** START Input rows **
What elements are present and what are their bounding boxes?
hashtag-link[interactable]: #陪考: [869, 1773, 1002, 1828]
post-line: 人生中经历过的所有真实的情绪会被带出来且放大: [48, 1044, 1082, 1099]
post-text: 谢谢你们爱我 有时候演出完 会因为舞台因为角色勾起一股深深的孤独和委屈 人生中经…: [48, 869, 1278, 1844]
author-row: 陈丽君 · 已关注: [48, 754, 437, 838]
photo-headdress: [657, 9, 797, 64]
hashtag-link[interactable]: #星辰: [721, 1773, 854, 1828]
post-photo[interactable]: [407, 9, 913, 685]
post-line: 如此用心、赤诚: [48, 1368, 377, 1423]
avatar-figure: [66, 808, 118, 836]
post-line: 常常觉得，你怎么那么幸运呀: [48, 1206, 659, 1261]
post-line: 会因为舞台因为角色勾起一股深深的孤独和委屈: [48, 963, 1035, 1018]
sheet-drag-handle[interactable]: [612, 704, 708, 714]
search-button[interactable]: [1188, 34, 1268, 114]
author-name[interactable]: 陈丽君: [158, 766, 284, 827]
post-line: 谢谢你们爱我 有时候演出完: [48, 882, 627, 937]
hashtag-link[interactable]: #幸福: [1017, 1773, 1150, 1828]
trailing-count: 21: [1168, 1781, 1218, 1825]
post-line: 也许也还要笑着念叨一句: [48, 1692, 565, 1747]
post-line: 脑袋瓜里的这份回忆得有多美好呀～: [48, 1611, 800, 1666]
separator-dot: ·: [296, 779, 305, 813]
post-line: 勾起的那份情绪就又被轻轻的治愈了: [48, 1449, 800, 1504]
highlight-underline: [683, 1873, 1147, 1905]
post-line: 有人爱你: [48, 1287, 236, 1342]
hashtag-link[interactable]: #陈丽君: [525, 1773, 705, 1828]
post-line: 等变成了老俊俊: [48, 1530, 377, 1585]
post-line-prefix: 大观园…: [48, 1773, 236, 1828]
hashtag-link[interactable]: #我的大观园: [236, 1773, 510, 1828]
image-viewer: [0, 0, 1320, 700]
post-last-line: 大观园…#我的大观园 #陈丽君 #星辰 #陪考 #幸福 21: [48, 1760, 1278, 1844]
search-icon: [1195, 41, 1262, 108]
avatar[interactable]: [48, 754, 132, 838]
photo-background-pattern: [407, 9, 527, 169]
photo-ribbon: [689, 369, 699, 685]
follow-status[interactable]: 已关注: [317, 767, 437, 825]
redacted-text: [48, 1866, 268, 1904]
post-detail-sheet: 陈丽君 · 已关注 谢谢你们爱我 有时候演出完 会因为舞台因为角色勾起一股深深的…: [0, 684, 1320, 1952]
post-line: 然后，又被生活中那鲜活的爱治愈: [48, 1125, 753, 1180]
** END Input rows **
** START Input rows **
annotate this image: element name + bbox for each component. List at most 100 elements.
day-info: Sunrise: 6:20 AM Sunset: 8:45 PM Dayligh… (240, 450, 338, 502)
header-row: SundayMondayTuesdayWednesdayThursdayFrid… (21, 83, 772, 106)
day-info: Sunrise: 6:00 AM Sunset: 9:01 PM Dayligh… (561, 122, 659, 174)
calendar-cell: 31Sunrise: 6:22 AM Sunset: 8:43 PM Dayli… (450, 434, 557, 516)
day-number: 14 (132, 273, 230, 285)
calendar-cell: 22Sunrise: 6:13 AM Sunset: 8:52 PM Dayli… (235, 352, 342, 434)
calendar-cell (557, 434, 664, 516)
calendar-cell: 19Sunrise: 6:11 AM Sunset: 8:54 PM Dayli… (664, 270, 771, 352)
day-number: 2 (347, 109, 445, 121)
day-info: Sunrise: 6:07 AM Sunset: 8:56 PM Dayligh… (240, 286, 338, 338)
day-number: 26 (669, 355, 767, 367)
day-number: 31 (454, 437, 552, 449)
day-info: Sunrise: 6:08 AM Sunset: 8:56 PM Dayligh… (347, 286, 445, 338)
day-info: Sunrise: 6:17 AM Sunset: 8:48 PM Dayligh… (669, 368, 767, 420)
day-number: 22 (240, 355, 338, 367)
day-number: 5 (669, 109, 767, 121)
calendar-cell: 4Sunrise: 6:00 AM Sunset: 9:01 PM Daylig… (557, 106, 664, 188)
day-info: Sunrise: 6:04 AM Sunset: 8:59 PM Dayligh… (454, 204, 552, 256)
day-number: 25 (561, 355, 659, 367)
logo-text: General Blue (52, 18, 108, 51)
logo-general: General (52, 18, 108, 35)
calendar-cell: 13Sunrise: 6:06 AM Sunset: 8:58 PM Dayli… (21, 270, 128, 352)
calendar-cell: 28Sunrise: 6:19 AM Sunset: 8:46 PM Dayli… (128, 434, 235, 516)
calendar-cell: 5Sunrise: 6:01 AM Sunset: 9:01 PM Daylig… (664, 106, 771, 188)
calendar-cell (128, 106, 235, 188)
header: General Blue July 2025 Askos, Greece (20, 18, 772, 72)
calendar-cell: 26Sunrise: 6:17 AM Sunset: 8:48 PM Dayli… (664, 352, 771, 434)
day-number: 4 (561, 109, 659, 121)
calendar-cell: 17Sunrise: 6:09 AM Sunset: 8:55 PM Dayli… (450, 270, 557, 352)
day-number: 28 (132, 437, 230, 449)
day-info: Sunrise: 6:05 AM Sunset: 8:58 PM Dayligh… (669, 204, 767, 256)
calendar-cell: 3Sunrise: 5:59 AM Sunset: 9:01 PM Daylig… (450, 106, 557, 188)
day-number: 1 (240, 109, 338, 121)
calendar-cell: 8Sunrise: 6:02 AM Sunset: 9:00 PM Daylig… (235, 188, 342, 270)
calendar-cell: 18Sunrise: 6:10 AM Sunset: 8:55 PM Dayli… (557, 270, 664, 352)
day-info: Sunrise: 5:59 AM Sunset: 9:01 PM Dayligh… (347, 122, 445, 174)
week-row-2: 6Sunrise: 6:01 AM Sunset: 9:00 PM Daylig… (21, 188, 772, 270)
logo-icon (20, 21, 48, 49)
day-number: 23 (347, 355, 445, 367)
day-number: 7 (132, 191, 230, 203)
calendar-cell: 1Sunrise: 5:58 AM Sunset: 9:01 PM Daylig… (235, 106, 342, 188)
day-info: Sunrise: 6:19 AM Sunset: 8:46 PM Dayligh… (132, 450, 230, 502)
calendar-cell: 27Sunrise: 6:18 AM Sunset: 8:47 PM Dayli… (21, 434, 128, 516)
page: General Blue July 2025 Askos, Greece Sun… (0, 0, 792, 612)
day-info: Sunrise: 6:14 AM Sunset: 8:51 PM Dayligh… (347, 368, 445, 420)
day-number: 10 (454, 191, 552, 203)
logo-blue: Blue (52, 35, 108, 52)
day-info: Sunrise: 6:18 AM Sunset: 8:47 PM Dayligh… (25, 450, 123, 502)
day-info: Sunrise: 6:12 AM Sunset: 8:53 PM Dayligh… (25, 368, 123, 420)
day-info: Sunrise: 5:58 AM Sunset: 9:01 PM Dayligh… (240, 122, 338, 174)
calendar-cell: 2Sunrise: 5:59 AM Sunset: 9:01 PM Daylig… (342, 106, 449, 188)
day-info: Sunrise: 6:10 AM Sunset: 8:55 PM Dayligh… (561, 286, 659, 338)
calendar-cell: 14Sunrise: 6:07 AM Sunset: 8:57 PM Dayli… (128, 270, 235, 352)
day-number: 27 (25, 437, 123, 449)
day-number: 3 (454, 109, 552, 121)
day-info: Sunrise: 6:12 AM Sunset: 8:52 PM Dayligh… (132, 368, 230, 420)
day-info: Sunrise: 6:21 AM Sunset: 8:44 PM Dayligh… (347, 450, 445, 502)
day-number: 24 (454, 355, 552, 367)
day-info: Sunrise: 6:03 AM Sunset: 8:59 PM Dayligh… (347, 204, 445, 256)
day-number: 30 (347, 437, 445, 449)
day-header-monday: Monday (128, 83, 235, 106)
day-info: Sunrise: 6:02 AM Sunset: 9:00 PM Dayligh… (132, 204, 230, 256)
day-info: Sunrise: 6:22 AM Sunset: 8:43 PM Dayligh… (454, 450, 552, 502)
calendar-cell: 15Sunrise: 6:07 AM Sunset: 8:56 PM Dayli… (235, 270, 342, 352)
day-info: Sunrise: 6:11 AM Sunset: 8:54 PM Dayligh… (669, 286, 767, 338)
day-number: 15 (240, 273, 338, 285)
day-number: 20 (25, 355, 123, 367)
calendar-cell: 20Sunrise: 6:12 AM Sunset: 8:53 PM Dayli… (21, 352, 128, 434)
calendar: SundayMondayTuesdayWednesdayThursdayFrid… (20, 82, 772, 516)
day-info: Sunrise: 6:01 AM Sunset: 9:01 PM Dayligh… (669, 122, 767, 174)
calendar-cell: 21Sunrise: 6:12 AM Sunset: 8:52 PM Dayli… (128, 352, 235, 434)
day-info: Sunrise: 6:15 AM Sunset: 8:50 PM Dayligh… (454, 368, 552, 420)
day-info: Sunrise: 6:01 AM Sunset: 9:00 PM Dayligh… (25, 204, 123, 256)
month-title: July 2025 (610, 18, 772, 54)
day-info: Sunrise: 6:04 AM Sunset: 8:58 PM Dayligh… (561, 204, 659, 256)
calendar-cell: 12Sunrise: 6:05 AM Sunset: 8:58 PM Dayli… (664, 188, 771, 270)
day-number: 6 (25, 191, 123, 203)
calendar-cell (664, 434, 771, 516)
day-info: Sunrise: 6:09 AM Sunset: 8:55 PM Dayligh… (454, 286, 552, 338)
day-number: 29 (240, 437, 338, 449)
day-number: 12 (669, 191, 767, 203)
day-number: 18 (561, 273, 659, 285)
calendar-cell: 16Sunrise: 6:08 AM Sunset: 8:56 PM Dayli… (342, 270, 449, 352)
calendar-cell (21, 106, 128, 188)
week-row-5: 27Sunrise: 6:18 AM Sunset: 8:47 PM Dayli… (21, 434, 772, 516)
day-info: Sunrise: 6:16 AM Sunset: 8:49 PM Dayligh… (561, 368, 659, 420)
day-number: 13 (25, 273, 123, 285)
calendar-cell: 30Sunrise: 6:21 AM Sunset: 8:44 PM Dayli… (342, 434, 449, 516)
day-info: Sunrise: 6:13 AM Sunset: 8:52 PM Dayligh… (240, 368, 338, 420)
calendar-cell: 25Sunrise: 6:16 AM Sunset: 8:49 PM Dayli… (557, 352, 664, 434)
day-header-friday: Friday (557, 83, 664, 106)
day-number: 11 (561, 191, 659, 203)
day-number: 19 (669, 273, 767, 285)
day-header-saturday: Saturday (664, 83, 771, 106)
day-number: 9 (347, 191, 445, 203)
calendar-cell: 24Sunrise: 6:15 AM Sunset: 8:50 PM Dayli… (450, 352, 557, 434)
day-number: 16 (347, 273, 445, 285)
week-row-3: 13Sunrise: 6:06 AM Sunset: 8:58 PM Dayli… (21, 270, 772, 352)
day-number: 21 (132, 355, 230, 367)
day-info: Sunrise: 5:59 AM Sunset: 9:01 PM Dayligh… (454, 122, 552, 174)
** END Input rows **
To be done -
Show every line of the listing above that contains the string "week".

Exercise solution -
week-row-2: 6Sunrise: 6:01 AM Sunset: 9:00 PM Daylig… (21, 188, 772, 270)
week-row-5: 27Sunrise: 6:18 AM Sunset: 8:47 PM Dayli… (21, 434, 772, 516)
week-row-3: 13Sunrise: 6:06 AM Sunset: 8:58 PM Dayli… (21, 270, 772, 352)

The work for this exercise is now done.